_To do:_
In the platelet study methods passage, what was the venous blood collected in?

(Text under study)

Consecutive patients with positive aPL registered in our biorepository were assessed for Sapporo and ACR/EULAR Criteria by two independent reviewers. Venous blood was collected in 3.2% sodium citrate from patients and healthy controls and washed platelets prepared by differential centrifugation. Platelets were maintained unstimulated or treated with thrombin (0.1, 0.25, 0.5 U/ml) for 5 min and then analyzed by flow cytometry for activated GPIIbIIIa, p-selectin expression, complement C4d deposition, and PS exposure (using annexin V). Platelet markers were correlated with ACR/EULAR domain scores and APS diagnosis. Categorical data are presented as counts and percentages and numerical data as mean ± standard deviation (SD).

(End Text under study)
(Study material)

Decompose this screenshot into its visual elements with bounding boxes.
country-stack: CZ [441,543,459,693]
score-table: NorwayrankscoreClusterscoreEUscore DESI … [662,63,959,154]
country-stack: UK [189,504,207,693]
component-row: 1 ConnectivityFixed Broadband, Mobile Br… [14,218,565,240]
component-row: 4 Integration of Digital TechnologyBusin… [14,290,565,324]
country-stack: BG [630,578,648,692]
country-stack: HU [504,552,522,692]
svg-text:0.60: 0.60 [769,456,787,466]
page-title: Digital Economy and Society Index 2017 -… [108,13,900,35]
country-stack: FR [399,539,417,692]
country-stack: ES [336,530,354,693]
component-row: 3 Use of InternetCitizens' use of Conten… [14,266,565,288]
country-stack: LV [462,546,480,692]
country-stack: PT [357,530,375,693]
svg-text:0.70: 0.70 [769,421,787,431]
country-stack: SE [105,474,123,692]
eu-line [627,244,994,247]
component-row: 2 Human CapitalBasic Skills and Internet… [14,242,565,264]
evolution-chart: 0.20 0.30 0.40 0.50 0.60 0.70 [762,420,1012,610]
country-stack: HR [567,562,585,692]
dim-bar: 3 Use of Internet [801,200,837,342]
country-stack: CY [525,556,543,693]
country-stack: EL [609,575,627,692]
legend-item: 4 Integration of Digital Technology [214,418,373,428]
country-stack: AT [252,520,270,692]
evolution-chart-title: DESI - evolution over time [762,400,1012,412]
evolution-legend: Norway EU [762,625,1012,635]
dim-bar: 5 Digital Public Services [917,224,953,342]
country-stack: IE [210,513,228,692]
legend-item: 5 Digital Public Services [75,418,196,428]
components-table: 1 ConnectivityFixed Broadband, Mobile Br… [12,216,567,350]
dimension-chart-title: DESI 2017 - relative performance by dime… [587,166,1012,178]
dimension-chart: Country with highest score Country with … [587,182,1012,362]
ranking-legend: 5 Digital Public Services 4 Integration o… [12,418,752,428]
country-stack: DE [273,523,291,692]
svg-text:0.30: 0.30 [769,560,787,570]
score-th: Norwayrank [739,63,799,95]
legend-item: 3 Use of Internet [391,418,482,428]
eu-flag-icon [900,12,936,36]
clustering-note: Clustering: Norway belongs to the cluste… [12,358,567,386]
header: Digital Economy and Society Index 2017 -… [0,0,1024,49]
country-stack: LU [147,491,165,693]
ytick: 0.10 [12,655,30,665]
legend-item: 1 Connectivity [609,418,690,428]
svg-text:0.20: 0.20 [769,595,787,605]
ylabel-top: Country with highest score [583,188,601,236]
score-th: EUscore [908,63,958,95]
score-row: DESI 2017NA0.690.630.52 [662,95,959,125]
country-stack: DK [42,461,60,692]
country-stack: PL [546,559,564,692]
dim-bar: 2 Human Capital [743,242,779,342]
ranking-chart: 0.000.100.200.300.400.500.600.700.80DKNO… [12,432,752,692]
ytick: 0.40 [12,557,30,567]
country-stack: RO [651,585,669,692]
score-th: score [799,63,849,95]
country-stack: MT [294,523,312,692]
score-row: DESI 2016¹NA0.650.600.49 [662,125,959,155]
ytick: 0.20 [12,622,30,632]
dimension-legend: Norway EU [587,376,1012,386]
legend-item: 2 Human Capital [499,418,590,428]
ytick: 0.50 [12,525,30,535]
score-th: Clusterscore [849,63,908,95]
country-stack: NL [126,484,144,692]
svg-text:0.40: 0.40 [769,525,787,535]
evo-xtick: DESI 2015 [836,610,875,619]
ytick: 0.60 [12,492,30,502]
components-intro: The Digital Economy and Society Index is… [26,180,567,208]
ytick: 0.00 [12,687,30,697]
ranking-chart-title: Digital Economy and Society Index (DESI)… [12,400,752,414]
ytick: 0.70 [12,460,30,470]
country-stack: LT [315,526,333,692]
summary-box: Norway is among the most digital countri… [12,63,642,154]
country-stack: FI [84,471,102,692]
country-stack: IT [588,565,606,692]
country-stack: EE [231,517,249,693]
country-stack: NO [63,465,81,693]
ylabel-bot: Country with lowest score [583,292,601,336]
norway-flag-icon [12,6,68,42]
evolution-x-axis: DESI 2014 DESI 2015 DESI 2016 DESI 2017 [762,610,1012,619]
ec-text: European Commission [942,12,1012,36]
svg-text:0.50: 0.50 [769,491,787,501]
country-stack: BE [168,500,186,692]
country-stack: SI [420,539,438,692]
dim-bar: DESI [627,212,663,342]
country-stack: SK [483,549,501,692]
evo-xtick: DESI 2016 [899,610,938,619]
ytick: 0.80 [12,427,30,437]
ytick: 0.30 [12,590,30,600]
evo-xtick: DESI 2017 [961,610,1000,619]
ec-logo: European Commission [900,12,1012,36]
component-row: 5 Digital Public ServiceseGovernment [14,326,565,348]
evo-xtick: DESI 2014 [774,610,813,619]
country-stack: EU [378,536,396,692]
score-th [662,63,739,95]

(End Study material)

_Result:_
3.2% sodium citrate